* Begin Data excerpts *

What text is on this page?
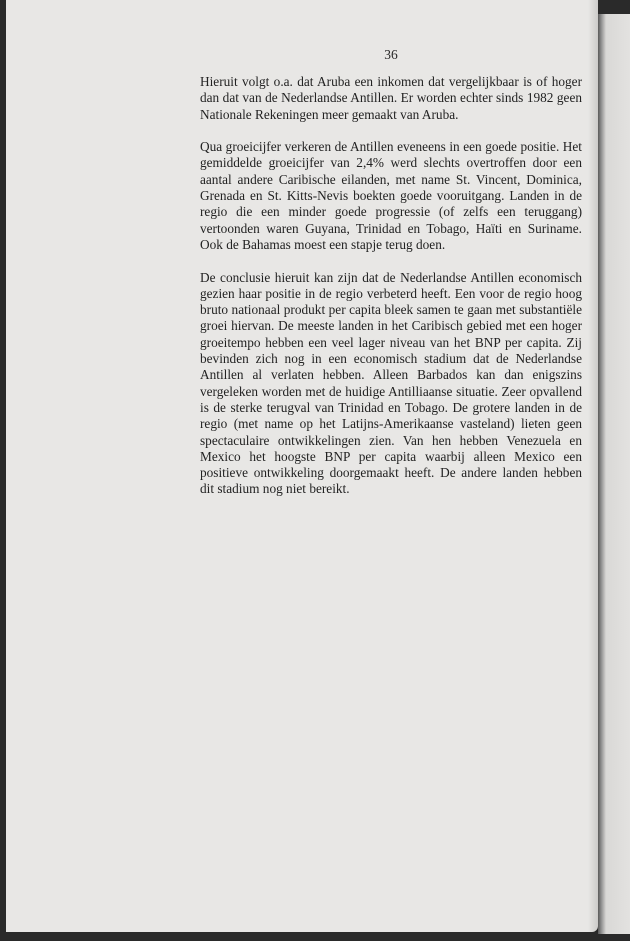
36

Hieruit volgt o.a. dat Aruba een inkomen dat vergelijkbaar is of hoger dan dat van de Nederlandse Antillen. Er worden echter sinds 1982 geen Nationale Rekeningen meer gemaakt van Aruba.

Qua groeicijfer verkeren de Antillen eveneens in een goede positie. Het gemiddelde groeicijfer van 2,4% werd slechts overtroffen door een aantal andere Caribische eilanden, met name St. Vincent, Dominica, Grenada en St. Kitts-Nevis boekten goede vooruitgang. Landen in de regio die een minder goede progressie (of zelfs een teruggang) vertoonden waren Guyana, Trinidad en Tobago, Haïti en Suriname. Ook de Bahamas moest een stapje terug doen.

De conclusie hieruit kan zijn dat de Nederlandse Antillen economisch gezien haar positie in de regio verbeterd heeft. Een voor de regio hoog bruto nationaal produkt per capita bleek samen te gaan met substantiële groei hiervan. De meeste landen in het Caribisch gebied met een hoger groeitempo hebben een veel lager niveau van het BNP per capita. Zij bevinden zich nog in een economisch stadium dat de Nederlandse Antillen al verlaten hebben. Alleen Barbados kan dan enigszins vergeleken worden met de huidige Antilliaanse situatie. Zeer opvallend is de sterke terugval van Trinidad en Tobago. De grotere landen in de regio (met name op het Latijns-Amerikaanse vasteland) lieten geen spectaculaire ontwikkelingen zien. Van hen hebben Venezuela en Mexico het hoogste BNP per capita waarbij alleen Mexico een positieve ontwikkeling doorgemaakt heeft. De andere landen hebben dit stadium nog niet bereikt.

* End Data excerpts *

• The task: Retype the whole listing, keeping every line identical and omitting all pictures.

• Finished task:
What text is on this page?
36

Hieruit volgt o.a. dat Aruba een inkomen dat vergelijkbaar is of hoger dan dat van de Nederlandse Antillen. Er worden echter sinds 1982 geen Nationale Rekeningen meer gemaakt van Aruba.

Qua groeicijfer verkeren de Antillen eveneens in een goede positie. Het gemiddelde groeicijfer van 2,4% werd slechts overtroffen door een aantal andere Caribische eilanden, met name St. Vincent, Dominica, Grenada en St. Kitts-Nevis boekten goede vooruitgang. Landen in de regio die een minder goede progressie (of zelfs een teruggang) vertoonden waren Guyana, Trinidad en Tobago, Haïti en Suriname. Ook de Bahamas moest een stapje terug doen.

De conclusie hieruit kan zijn dat de Nederlandse Antillen economisch gezien haar positie in de regio verbeterd heeft. Een voor de regio hoog bruto nationaal produkt per capita bleek samen te gaan met substantiële groei hiervan. De meeste landen in het Caribisch gebied met een hoger groeitempo hebben een veel lager niveau van het BNP per capita. Zij bevinden zich nog in een economisch stadium dat de Nederlandse Antillen al verlaten hebben. Alleen Barbados kan dan enigszins vergeleken worden met de huidige Antilliaanse situatie. Zeer opvallend is de sterke terugval van Trinidad en Tobago. De grotere landen in de regio (met name op het Latijns-Amerikaanse vasteland) lieten geen spectaculaire ontwikkelingen zien. Van hen hebben Venezuela en Mexico het hoogste BNP per capita waarbij alleen Mexico een positieve ontwikkeling doorgemaakt heeft. De andere landen hebben dit stadium nog niet bereikt.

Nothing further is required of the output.